* Your goal *
Go through the entries below and write each one out exactly.

* Provided records *
▼

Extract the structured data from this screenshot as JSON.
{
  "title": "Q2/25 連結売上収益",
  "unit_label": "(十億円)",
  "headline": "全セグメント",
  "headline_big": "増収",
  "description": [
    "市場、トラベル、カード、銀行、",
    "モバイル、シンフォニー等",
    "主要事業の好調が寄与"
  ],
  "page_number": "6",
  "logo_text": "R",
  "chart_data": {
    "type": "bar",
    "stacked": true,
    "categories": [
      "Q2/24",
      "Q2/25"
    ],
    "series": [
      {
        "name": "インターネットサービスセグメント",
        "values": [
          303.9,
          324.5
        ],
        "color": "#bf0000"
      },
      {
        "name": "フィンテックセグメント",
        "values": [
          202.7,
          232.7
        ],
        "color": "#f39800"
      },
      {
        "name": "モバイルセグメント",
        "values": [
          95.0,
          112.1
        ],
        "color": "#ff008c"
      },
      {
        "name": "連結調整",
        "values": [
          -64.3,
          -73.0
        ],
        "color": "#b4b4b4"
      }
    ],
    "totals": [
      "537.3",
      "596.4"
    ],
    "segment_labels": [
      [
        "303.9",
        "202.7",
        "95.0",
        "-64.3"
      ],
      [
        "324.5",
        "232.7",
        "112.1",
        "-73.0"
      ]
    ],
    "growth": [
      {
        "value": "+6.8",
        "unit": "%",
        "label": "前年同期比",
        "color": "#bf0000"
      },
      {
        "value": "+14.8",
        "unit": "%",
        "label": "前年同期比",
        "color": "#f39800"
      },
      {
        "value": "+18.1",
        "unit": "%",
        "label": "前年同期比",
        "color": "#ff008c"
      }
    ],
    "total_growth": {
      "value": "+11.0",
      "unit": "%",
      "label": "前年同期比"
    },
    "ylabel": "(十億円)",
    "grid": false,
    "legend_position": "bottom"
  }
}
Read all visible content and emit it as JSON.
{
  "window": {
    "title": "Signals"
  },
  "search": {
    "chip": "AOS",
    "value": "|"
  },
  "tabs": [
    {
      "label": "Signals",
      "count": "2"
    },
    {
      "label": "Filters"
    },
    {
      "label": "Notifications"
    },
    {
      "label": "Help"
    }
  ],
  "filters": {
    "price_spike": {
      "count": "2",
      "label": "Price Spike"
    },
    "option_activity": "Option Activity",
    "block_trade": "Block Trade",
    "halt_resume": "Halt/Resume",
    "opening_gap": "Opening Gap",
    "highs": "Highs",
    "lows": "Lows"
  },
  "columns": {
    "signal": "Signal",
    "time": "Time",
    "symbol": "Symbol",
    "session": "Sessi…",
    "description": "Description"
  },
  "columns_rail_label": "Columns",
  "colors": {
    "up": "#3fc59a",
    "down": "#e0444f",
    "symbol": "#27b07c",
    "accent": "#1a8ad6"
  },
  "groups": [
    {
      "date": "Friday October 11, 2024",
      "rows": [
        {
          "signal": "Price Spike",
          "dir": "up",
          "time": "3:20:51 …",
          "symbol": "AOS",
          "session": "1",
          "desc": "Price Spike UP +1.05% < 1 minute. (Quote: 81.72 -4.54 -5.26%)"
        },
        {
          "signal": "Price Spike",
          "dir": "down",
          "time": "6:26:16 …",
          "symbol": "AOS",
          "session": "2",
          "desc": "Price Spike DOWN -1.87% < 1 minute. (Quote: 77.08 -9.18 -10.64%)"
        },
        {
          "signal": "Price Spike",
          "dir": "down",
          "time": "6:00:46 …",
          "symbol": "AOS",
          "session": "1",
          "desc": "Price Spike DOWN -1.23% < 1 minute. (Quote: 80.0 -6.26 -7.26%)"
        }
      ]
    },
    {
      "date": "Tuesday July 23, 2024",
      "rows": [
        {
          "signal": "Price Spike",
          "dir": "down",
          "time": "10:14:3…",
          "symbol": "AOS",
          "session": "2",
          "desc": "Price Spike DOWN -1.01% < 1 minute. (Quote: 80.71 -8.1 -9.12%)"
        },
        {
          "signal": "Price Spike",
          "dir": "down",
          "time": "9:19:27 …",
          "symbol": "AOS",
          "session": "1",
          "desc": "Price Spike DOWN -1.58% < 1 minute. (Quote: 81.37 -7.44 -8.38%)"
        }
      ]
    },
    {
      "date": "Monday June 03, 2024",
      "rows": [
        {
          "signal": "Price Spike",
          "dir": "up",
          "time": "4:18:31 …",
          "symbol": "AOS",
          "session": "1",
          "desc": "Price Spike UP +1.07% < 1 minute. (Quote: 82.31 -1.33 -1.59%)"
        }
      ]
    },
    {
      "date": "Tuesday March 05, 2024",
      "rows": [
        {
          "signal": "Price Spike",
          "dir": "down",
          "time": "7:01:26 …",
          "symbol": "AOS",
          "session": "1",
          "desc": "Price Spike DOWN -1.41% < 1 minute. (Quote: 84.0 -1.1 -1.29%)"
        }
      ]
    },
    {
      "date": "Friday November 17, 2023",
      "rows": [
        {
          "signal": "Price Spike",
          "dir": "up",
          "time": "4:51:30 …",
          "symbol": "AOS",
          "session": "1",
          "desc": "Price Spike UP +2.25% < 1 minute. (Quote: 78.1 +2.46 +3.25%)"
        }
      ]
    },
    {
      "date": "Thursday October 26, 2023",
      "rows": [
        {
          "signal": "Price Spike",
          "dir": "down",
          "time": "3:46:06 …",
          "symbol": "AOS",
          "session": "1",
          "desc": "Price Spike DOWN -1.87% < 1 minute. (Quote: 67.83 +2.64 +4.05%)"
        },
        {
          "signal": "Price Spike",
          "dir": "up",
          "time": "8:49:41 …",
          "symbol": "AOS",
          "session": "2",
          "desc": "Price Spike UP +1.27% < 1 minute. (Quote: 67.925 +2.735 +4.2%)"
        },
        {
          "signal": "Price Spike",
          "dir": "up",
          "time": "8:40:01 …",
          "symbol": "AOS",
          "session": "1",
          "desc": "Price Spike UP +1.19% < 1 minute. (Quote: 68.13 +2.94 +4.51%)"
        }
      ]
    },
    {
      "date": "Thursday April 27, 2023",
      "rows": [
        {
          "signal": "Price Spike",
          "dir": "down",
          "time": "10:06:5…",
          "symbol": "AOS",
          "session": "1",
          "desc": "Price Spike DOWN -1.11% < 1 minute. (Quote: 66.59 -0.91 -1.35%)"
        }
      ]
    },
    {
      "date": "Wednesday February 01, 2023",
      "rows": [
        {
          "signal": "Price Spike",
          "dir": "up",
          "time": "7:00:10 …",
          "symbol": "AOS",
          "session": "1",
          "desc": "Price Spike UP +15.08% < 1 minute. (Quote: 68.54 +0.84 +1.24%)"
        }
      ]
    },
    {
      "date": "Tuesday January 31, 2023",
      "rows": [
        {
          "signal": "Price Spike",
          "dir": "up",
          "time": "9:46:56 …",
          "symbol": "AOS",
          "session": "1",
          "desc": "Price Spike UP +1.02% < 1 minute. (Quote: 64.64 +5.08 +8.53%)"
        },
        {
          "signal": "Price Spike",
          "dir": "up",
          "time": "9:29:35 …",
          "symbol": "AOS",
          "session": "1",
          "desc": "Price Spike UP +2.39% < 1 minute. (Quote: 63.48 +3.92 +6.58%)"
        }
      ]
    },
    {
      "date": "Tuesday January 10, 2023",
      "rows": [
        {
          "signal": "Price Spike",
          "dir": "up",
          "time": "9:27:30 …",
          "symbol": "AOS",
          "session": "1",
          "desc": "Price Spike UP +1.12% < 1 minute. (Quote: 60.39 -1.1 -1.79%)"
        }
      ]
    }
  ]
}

▲

* Solution for this exercise *
Extract the structured data from this screenshot as JSON.
{
  "title": "Q2/25 連結売上収益",
  "unit_label": "(十億円)",
  "headline": "全セグメント",
  "headline_big": "増収",
  "description": [
    "市場、トラベル、カード、銀行、",
    "モバイル、シンフォニー等",
    "主要事業の好調が寄与"
  ],
  "page_number": "6",
  "logo_text": "R",
  "chart_data": {
    "type": "bar",
    "stacked": true,
    "categories": [
      "Q2/24",
      "Q2/25"
    ],
    "series": [
      {
        "name": "インターネットサービスセグメント",
        "values": [
          303.9,
          324.5
        ],
        "color": "#bf0000"
      },
      {
        "name": "フィンテックセグメント",
        "values": [
          202.7,
          232.7
        ],
        "color": "#f39800"
      },
      {
        "name": "モバイルセグメント",
        "values": [
          95.0,
          112.1
        ],
        "color": "#ff008c"
      },
      {
        "name": "連結調整",
        "values": [
          -64.3,
          -73.0
        ],
        "color": "#b4b4b4"
      }
    ],
    "totals": [
      "537.3",
      "596.4"
    ],
    "segment_labels": [
      [
        "303.9",
        "202.7",
        "95.0",
        "-64.3"
      ],
      [
        "324.5",
        "232.7",
        "112.1",
        "-73.0"
      ]
    ],
    "growth": [
      {
        "value": "+6.8",
        "unit": "%",
        "label": "前年同期比",
        "color": "#bf0000"
      },
      {
        "value": "+14.8",
        "unit": "%",
        "label": "前年同期比",
        "color": "#f39800"
      },
      {
        "value": "+18.1",
        "unit": "%",
        "label": "前年同期比",
        "color": "#ff008c"
      }
    ],
    "total_growth": {
      "value": "+11.0",
      "unit": "%",
      "label": "前年同期比"
    },
    "ylabel": "(十億円)",
    "grid": false,
    "legend_position": "bottom"
  }
}
Read all visible content and emit it as JSON.
{
  "window": {
    "title": "Signals"
  },
  "search": {
    "chip": "AOS",
    "value": "|"
  },
  "tabs": [
    {
      "label": "Signals",
      "count": "2"
    },
    {
      "label": "Filters"
    },
    {
      "label": "Notifications"
    },
    {
      "label": "Help"
    }
  ],
  "filters": {
    "price_spike": {
      "count": "2",
      "label": "Price Spike"
    },
    "option_activity": "Option Activity",
    "block_trade": "Block Trade",
    "halt_resume": "Halt/Resume",
    "opening_gap": "Opening Gap",
    "highs": "Highs",
    "lows": "Lows"
  },
  "columns": {
    "signal": "Signal",
    "time": "Time",
    "symbol": "Symbol",
    "session": "Sessi…",
    "description": "Description"
  },
  "columns_rail_label": "Columns",
  "colors": {
    "up": "#3fc59a",
    "down": "#e0444f",
    "symbol": "#27b07c",
    "accent": "#1a8ad6"
  },
  "groups": [
    {
      "date": "Friday October 11, 2024",
      "rows": [
        {
          "signal": "Price Spike",
          "dir": "up",
          "time": "3:20:51 …",
          "symbol": "AOS",
          "session": "1",
          "desc": "Price Spike UP +1.05% < 1 minute. (Quote: 81.72 -4.54 -5.26%)"
        },
        {
          "signal": "Price Spike",
          "dir": "down",
          "time": "6:26:16 …",
          "symbol": "AOS",
          "session": "2",
          "desc": "Price Spike DOWN -1.87% < 1 minute. (Quote: 77.08 -9.18 -10.64%)"
        },
        {
          "signal": "Price Spike",
          "dir": "down",
          "time": "6:00:46 …",
          "symbol": "AOS",
          "session": "1",
          "desc": "Price Spike DOWN -1.23% < 1 minute. (Quote: 80.0 -6.26 -7.26%)"
        }
      ]
    },
    {
      "date": "Tuesday July 23, 2024",
      "rows": [
        {
          "signal": "Price Spike",
          "dir": "down",
          "time": "10:14:3…",
          "symbol": "AOS",
          "session": "2",
          "desc": "Price Spike DOWN -1.01% < 1 minute. (Quote: 80.71 -8.1 -9.12%)"
        },
        {
          "signal": "Price Spike",
          "dir": "down",
          "time": "9:19:27 …",
          "symbol": "AOS",
          "session": "1",
          "desc": "Price Spike DOWN -1.58% < 1 minute. (Quote: 81.37 -7.44 -8.38%)"
        }
      ]
    },
    {
      "date": "Monday June 03, 2024",
      "rows": [
        {
          "signal": "Price Spike",
          "dir": "up",
          "time": "4:18:31 …",
          "symbol": "AOS",
          "session": "1",
          "desc": "Price Spike UP +1.07% < 1 minute. (Quote: 82.31 -1.33 -1.59%)"
        }
      ]
    },
    {
      "date": "Tuesday March 05, 2024",
      "rows": [
        {
          "signal": "Price Spike",
          "dir": "down",
          "time": "7:01:26 …",
          "symbol": "AOS",
          "session": "1",
          "desc": "Price Spike DOWN -1.41% < 1 minute. (Quote: 84.0 -1.1 -1.29%)"
        }
      ]
    },
    {
      "date": "Friday November 17, 2023",
      "rows": [
        {
          "signal": "Price Spike",
          "dir": "up",
          "time": "4:51:30 …",
          "symbol": "AOS",
          "session": "1",
          "desc": "Price Spike UP +2.25% < 1 minute. (Quote: 78.1 +2.46 +3.25%)"
        }
      ]
    },
    {
      "date": "Thursday October 26, 2023",
      "rows": [
        {
          "signal": "Price Spike",
          "dir": "down",
          "time": "3:46:06 …",
          "symbol": "AOS",
          "session": "1",
          "desc": "Price Spike DOWN -1.87% < 1 minute. (Quote: 67.83 +2.64 +4.05%)"
        },
        {
          "signal": "Price Spike",
          "dir": "up",
          "time": "8:49:41 …",
          "symbol": "AOS",
          "session": "2",
          "desc": "Price Spike UP +1.27% < 1 minute. (Quote: 67.925 +2.735 +4.2%)"
        },
        {
          "signal": "Price Spike",
          "dir": "up",
          "time": "8:40:01 …",
          "symbol": "AOS",
          "session": "1",
          "desc": "Price Spike UP +1.19% < 1 minute. (Quote: 68.13 +2.94 +4.51%)"
        }
      ]
    },
    {
      "date": "Thursday April 27, 2023",
      "rows": [
        {
          "signal": "Price Spike",
          "dir": "down",
          "time": "10:06:5…",
          "symbol": "AOS",
          "session": "1",
          "desc": "Price Spike DOWN -1.11% < 1 minute. (Quote: 66.59 -0.91 -1.35%)"
        }
      ]
    },
    {
      "date": "Wednesday February 01, 2023",
      "rows": [
        {
          "signal": "Price Spike",
          "dir": "up",
          "time": "7:00:10 …",
          "symbol": "AOS",
          "session": "1",
          "desc": "Price Spike UP +15.08% < 1 minute. (Quote: 68.54 +0.84 +1.24%)"
        }
      ]
    },
    {
      "date": "Tuesday January 31, 2023",
      "rows": [
        {
          "signal": "Price Spike",
          "dir": "up",
          "time": "9:46:56 …",
          "symbol": "AOS",
          "session": "1",
          "desc": "Price Spike UP +1.02% < 1 minute. (Quote: 64.64 +5.08 +8.53%)"
        },
        {
          "signal": "Price Spike",
          "dir": "up",
          "time": "9:29:35 …",
          "symbol": "AOS",
          "session": "1",
          "desc": "Price Spike UP +2.39% < 1 minute. (Quote: 63.48 +3.92 +6.58%)"
        }
      ]
    },
    {
      "date": "Tuesday January 10, 2023",
      "rows": [
        {
          "signal": "Price Spike",
          "dir": "up",
          "time": "9:27:30 …",
          "symbol": "AOS",
          "session": "1",
          "desc": "Price Spike UP +1.12% < 1 minute. (Quote: 60.39 -1.1 -1.79%)"
        }
      ]
    }
  ]
}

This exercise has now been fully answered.